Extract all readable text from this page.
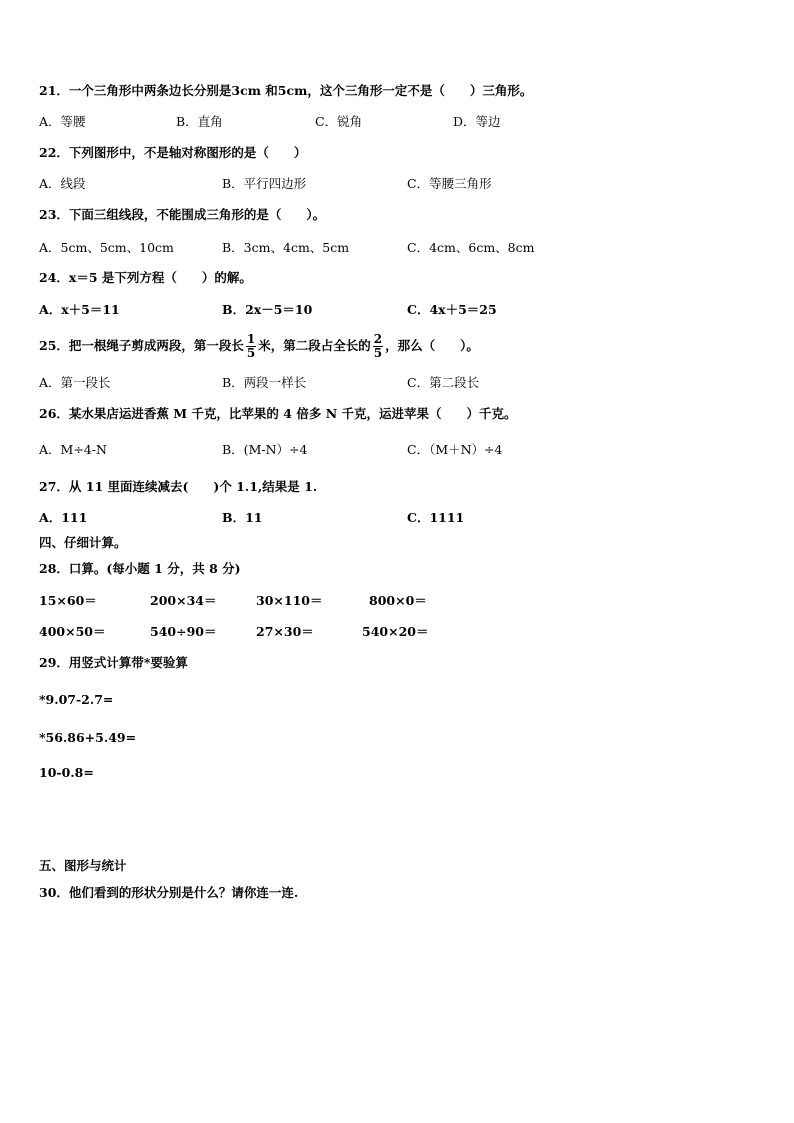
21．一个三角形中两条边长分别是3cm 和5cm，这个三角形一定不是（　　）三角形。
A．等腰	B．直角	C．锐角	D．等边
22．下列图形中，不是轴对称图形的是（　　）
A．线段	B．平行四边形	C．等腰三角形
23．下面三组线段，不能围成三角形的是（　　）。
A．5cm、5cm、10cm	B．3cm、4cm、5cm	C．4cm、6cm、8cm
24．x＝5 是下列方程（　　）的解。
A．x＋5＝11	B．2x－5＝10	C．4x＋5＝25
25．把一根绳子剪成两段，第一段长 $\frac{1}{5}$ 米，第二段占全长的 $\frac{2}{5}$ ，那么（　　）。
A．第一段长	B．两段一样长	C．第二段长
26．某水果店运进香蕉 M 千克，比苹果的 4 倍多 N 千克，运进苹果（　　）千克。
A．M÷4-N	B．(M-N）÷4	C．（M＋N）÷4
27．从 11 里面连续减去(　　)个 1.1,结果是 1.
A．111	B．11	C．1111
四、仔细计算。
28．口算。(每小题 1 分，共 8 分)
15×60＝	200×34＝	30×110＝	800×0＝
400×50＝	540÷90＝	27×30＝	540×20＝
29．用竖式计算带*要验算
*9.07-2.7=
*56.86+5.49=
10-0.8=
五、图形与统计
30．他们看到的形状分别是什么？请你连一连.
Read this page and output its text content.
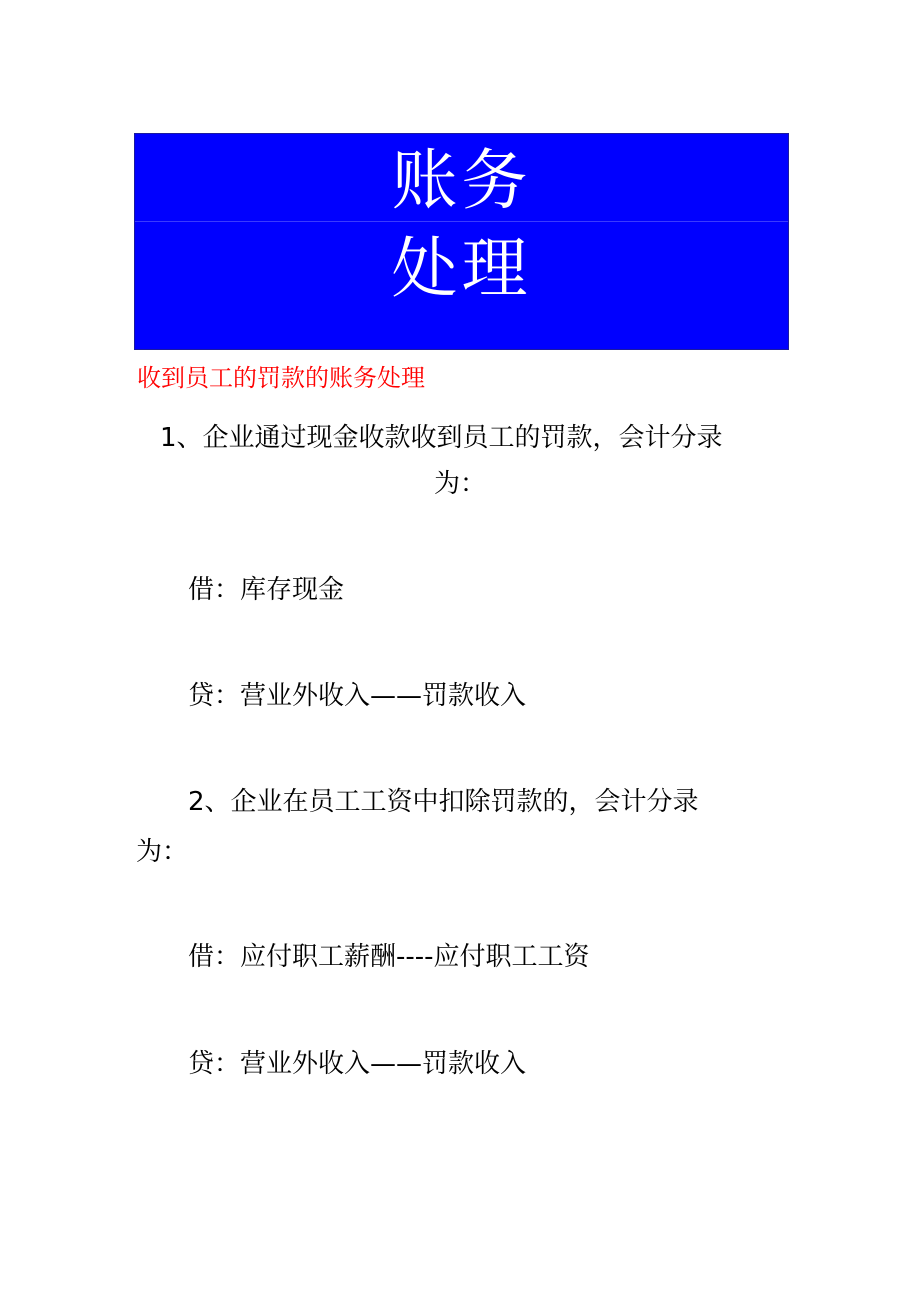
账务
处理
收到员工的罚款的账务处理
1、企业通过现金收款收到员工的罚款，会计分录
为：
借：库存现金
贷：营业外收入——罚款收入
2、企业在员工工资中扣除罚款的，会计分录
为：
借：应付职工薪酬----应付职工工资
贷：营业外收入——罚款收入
------------------------------------------------------------
All of the entries above should be duplicated exactly, except for the pictures.

Extract all readable text from this page.
21．一个三角形中两条边长分别是3cm 和5cm，这个三角形一定不是（　　）三角形。
A．等腰	B．直角	C．锐角	D．等边
22．下列图形中，不是轴对称图形的是（　　）
A．线段	B．平行四边形	C．等腰三角形
23．下面三组线段，不能围成三角形的是（　　）。
A．5cm、5cm、10cm	B．3cm、4cm、5cm	C．4cm、6cm、8cm
24．x＝5 是下列方程（　　）的解。
A．x＋5＝11	B．2x－5＝10	C．4x＋5＝25
25．把一根绳子剪成两段，第一段长 $\frac{1}{5}$ 米，第二段占全长的 $\frac{2}{5}$ ，那么（　　）。
A．第一段长	B．两段一样长	C．第二段长
26．某水果店运进香蕉 M 千克，比苹果的 4 倍多 N 千克，运进苹果（　　）千克。
A．M÷4-N	B．(M-N）÷4	C．（M＋N）÷4
27．从 11 里面连续减去(　　)个 1.1,结果是 1.
A．111	B．11	C．1111
四、仔细计算。
28．口算。(每小题 1 分，共 8 分)
15×60＝	200×34＝	30×110＝	800×0＝
400×50＝	540÷90＝	27×30＝	540×20＝
29．用竖式计算带*要验算
*9.07-2.7=
*56.86+5.49=
10-0.8=
五、图形与统计
30．他们看到的形状分别是什么？请你连一连.
Read this page and output its text content.
账务
处理
收到员工的罚款的账务处理
1、企业通过现金收款收到员工的罚款，会计分录
为：
借：库存现金
贷：营业外收入——罚款收入
2、企业在员工工资中扣除罚款的，会计分录
为：
借：应付职工薪酬----应付职工工资
贷：营业外收入——罚款收入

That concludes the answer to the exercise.